**MATERIAL FOR THIS EXERCISE**:
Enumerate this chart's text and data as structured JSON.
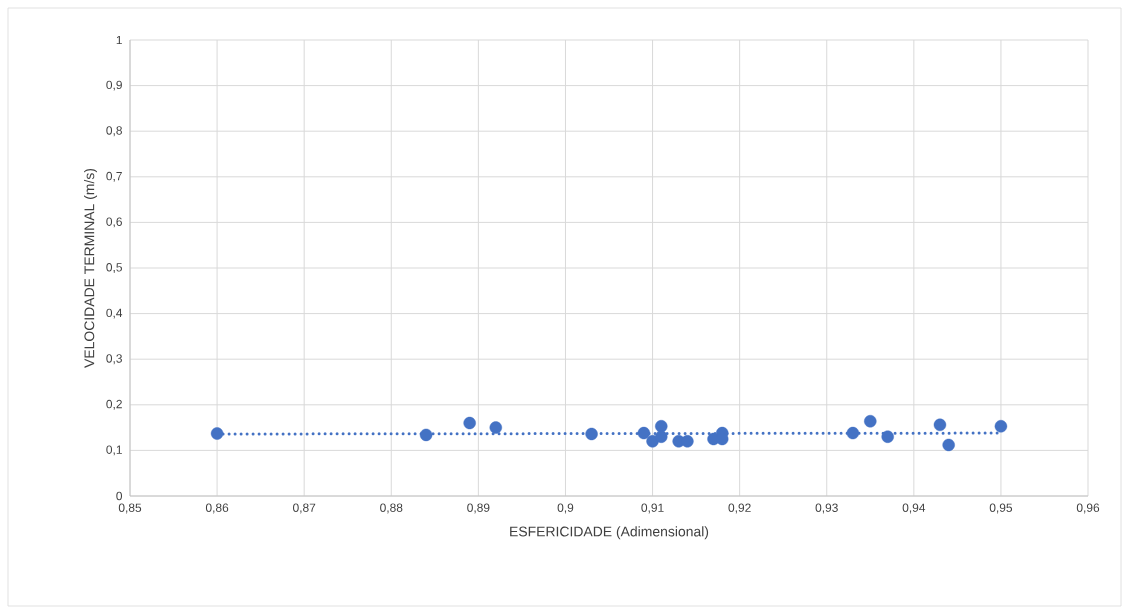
{
  "chart_data": {
    "type": "scatter",
    "xlabel": "ESFERICIDADE (Adimensional)",
    "ylabel": "VELOCIDADE TERMINAL (m/s)",
    "xlim": [
      0.85,
      0.96
    ],
    "ylim": [
      0,
      1
    ],
    "xticks": [
      {
        "value": 0.85,
        "label": "0,85"
      },
      {
        "value": 0.86,
        "label": "0,86"
      },
      {
        "value": 0.87,
        "label": "0,87"
      },
      {
        "value": 0.88,
        "label": "0,88"
      },
      {
        "value": 0.89,
        "label": "0,89"
      },
      {
        "value": 0.9,
        "label": "0,9"
      },
      {
        "value": 0.91,
        "label": "0,91"
      },
      {
        "value": 0.92,
        "label": "0,92"
      },
      {
        "value": 0.93,
        "label": "0,93"
      },
      {
        "value": 0.94,
        "label": "0,94"
      },
      {
        "value": 0.95,
        "label": "0,95"
      },
      {
        "value": 0.96,
        "label": "0,96"
      }
    ],
    "yticks": [
      0,
      {
        "value": 0.1,
        "label": "0,1"
      },
      {
        "value": 0.2,
        "label": "0,2"
      },
      {
        "value": 0.3,
        "label": "0,3"
      },
      {
        "value": 0.4,
        "label": "0,4"
      },
      {
        "value": 0.5,
        "label": "0,5"
      },
      {
        "value": 0.6,
        "label": "0,6"
      },
      {
        "value": 0.7,
        "label": "0,7"
      },
      {
        "value": 0.8,
        "label": "0,8"
      },
      {
        "value": 0.9,
        "label": "0,9"
      },
      1
    ],
    "grid": true,
    "marker": "circle",
    "series": [
      {
        "color": "#4472c4",
        "x": [
          0.86,
          0.884,
          0.889,
          0.892,
          0.903,
          0.909,
          0.91,
          0.911,
          0.911,
          0.913,
          0.914,
          0.917,
          0.918,
          0.918,
          0.933,
          0.935,
          0.937,
          0.943,
          0.944,
          0.95
        ],
        "values": [
          0.137,
          0.134,
          0.16,
          0.15,
          0.136,
          0.138,
          0.12,
          0.153,
          0.13,
          0.12,
          0.12,
          0.125,
          0.138,
          0.125,
          0.138,
          0.164,
          0.13,
          0.156,
          0.112,
          0.153
        ]
      },
      {
        "type": "line",
        "color": "#4472c4",
        "line_style": "dotted",
        "marker": "none",
        "x": [
          0.86,
          0.95
        ],
        "values": [
          0.136,
          0.138
        ]
      }
    ]
  }
}
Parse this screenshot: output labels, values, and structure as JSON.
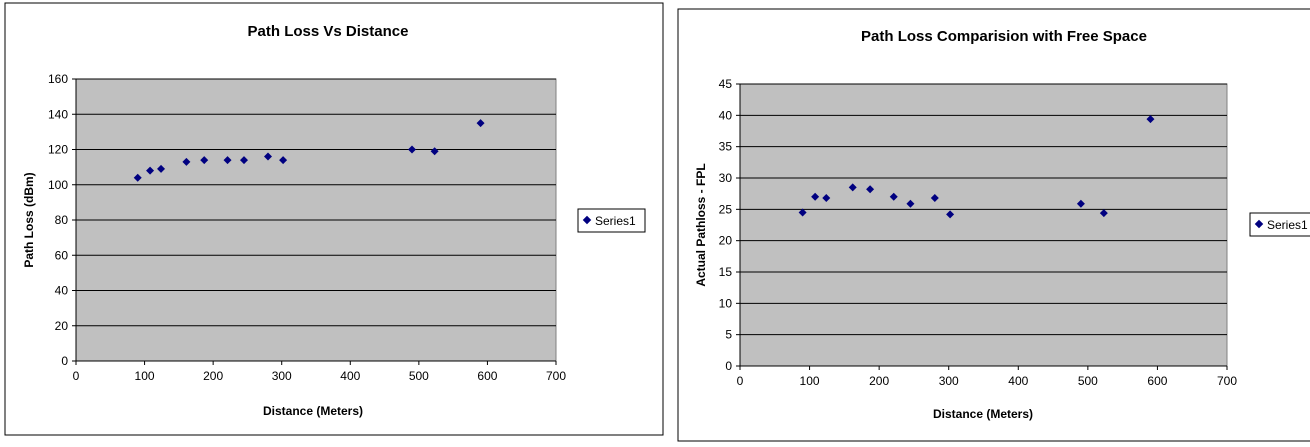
{
  "chart_data": [
    {
      "type": "scatter",
      "title": "Path Loss Vs Distance",
      "xlabel": "Distance (Meters)",
      "ylabel": "Path Loss (dBm)",
      "xlim": [
        0,
        700
      ],
      "ylim": [
        0,
        160
      ],
      "xticks": [
        0,
        100,
        200,
        300,
        400,
        500,
        600,
        700
      ],
      "yticks": [
        0,
        20,
        40,
        60,
        80,
        100,
        120,
        140,
        160
      ],
      "grid": "horizontal",
      "legend_position": "right",
      "plot_background": "#c0c0c0",
      "marker_color": "#000080",
      "series": [
        {
          "name": "Series1",
          "x": [
            90,
            108,
            124,
            161,
            187,
            221,
            245,
            280,
            302,
            490,
            523,
            590
          ],
          "y": [
            104,
            108,
            109,
            113,
            114,
            114,
            114,
            116,
            114,
            120,
            119,
            135
          ]
        }
      ]
    },
    {
      "type": "scatter",
      "title": "Path Loss Comparision with Free Space",
      "xlabel": "Distance (Meters)",
      "ylabel": "Actual Pathloss - FPL",
      "xlim": [
        0,
        700
      ],
      "ylim": [
        0,
        45
      ],
      "xticks": [
        0,
        100,
        200,
        300,
        400,
        500,
        600,
        700
      ],
      "yticks": [
        0,
        5,
        10,
        15,
        20,
        25,
        30,
        35,
        40,
        45
      ],
      "grid": "horizontal",
      "legend_position": "right",
      "plot_background": "#c0c0c0",
      "marker_color": "#000080",
      "series": [
        {
          "name": "Series1",
          "x": [
            90,
            108,
            124,
            162,
            187,
            221,
            245,
            280,
            302,
            490,
            523,
            590
          ],
          "y": [
            24.5,
            27,
            26.8,
            28.5,
            28.2,
            27,
            25.9,
            26.8,
            24.2,
            25.9,
            24.4,
            39.4
          ]
        }
      ]
    }
  ]
}
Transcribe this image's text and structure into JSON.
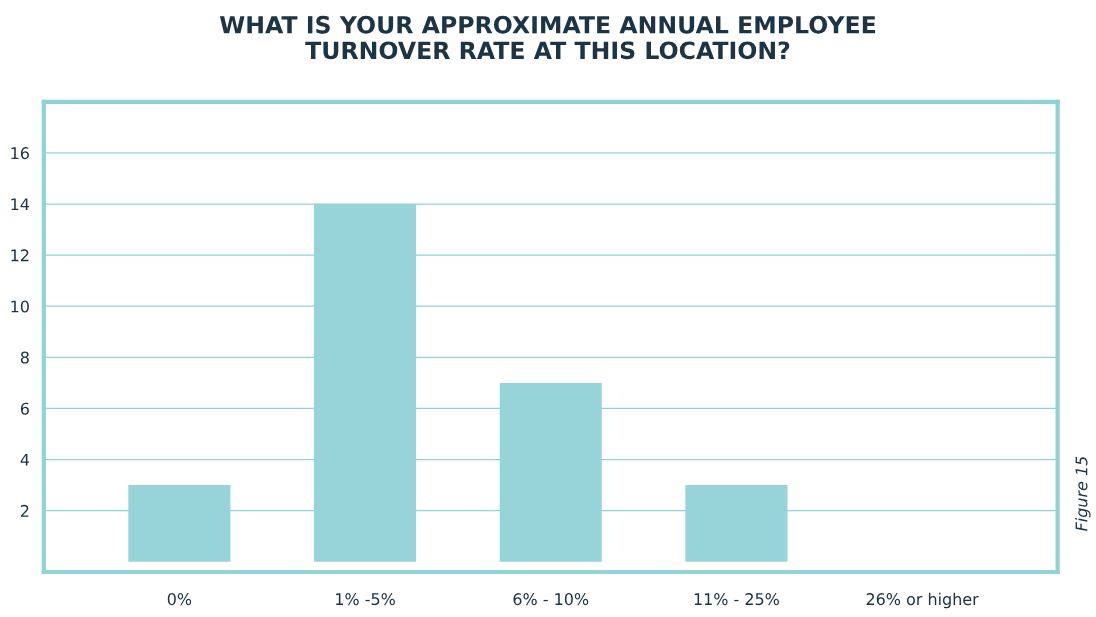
{
  "chart_data": {
    "type": "bar",
    "title": "WHAT IS YOUR APPROXIMATE ANNUAL EMPLOYEE\nTURNOVER RATE AT THIS LOCATION?",
    "categories": [
      "0%",
      "1% -5%",
      "6% - 10%",
      "11% - 25%",
      "26% or higher"
    ],
    "values": [
      3,
      14,
      7,
      3,
      0
    ],
    "color": "#97d4da",
    "ylim": [
      -0.4,
      18
    ],
    "yticks": [
      2,
      4,
      6,
      8,
      10,
      12,
      14,
      16
    ],
    "grid": "y",
    "annotations": [
      "Figure 15"
    ]
  }
}
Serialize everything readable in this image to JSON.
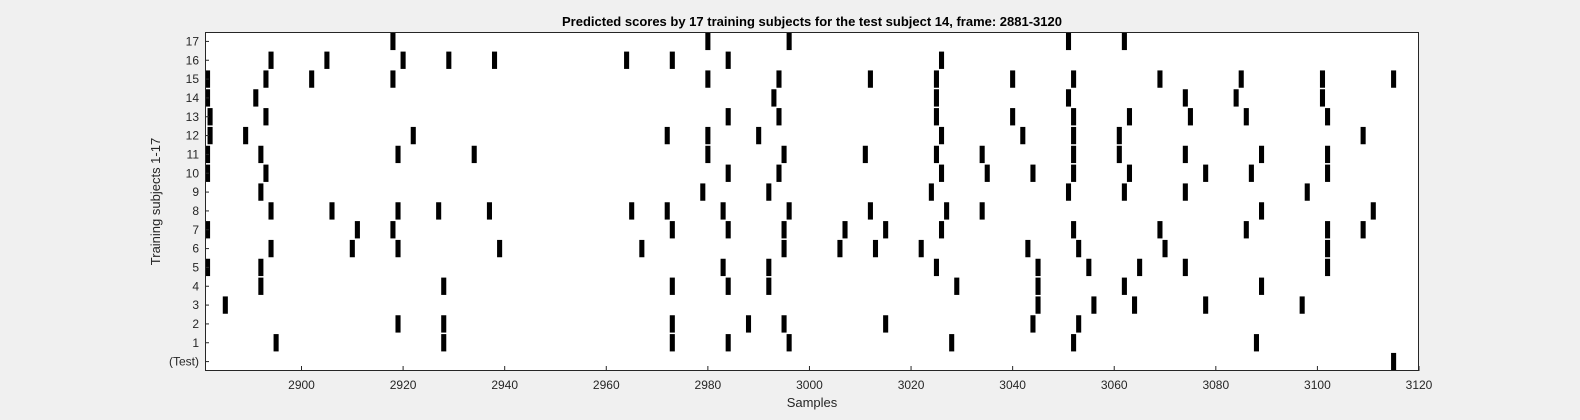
{
  "chart_data": {
    "type": "raster",
    "title": "Predicted scores by 17 training subjects for the test subject 14, frame: 2881-3120",
    "xlabel": "Samples",
    "ylabel": "Training subjects 1-17",
    "xlim": [
      2881,
      3120
    ],
    "xticks": [
      2900,
      2920,
      2940,
      2960,
      2980,
      3000,
      3020,
      3040,
      3060,
      3080,
      3100,
      3120
    ],
    "row_labels": [
      "(Test)",
      "1",
      "2",
      "3",
      "4",
      "5",
      "6",
      "7",
      "8",
      "9",
      "10",
      "11",
      "12",
      "13",
      "14",
      "15",
      "16",
      "17"
    ],
    "grid": false,
    "mark_color": "#000000",
    "rows": [
      {
        "label": "(Test)",
        "events": [
          3115
        ]
      },
      {
        "label": "1",
        "events": [
          2895,
          2928,
          2973,
          2984,
          2996,
          3028,
          3052,
          3088
        ]
      },
      {
        "label": "2",
        "events": [
          2919,
          2928,
          2973,
          2988,
          2995,
          3015,
          3044,
          3053
        ]
      },
      {
        "label": "3",
        "events": [
          2885,
          3045,
          3056,
          3064,
          3078,
          3097
        ]
      },
      {
        "label": "4",
        "events": [
          2892,
          2928,
          2973,
          2984,
          2992,
          3029,
          3045,
          3062,
          3089
        ]
      },
      {
        "label": "5",
        "events": [
          2881,
          2892,
          2983,
          2992,
          3025,
          3045,
          3055,
          3065,
          3074,
          3102
        ]
      },
      {
        "label": "6",
        "events": [
          2894,
          2910,
          2919,
          2939,
          2967,
          2995,
          3006,
          3013,
          3022,
          3043,
          3053,
          3070,
          3102
        ]
      },
      {
        "label": "7",
        "events": [
          2881,
          2911,
          2918,
          2973,
          2984,
          2995,
          3007,
          3015,
          3026,
          3052,
          3069,
          3086,
          3102,
          3109
        ]
      },
      {
        "label": "8",
        "events": [
          2894,
          2906,
          2919,
          2927,
          2937,
          2965,
          2972,
          2983,
          2996,
          3012,
          3027,
          3034,
          3089,
          3111
        ]
      },
      {
        "label": "9",
        "events": [
          2892,
          2979,
          2992,
          3024,
          3051,
          3062,
          3074,
          3098
        ]
      },
      {
        "label": "10",
        "events": [
          2881,
          2893,
          2984,
          2994,
          3026,
          3035,
          3044,
          3052,
          3063,
          3078,
          3087,
          3102
        ]
      },
      {
        "label": "11",
        "events": [
          2881,
          2892,
          2919,
          2934,
          2980,
          2995,
          3011,
          3025,
          3034,
          3052,
          3061,
          3074,
          3089,
          3102
        ]
      },
      {
        "label": "12",
        "events": [
          2882,
          2889,
          2922,
          2972,
          2980,
          2990,
          3026,
          3042,
          3052,
          3061,
          3109
        ]
      },
      {
        "label": "13",
        "events": [
          2882,
          2893,
          2984,
          2994,
          3025,
          3040,
          3052,
          3063,
          3075,
          3086,
          3102
        ]
      },
      {
        "label": "14",
        "events": [
          2881,
          2891,
          2993,
          3025,
          3051,
          3074,
          3084,
          3101
        ]
      },
      {
        "label": "15",
        "events": [
          2881,
          2893,
          2902,
          2918,
          2980,
          2994,
          3012,
          3025,
          3040,
          3052,
          3069,
          3085,
          3101,
          3115
        ]
      },
      {
        "label": "16",
        "events": [
          2894,
          2905,
          2920,
          2929,
          2938,
          2964,
          2973,
          2984,
          3026
        ]
      },
      {
        "label": "17",
        "events": [
          2918,
          2980,
          2996,
          3051,
          3062
        ]
      }
    ]
  }
}
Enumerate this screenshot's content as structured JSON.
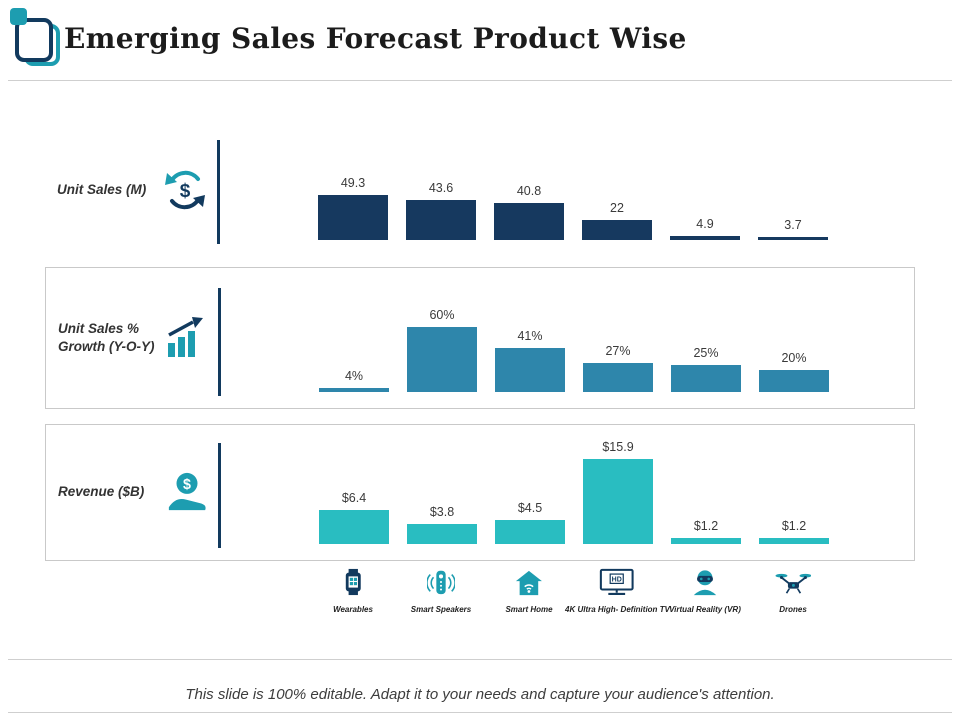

**TASK PROMPT**:
Find the word "screenshot" in the data and copy out each line where it turns up.

**CORRECT RESULT**:
Parse this screenshot: output labels, values, and structure as JSON.
Enumerate this screenshot's content as structured JSON.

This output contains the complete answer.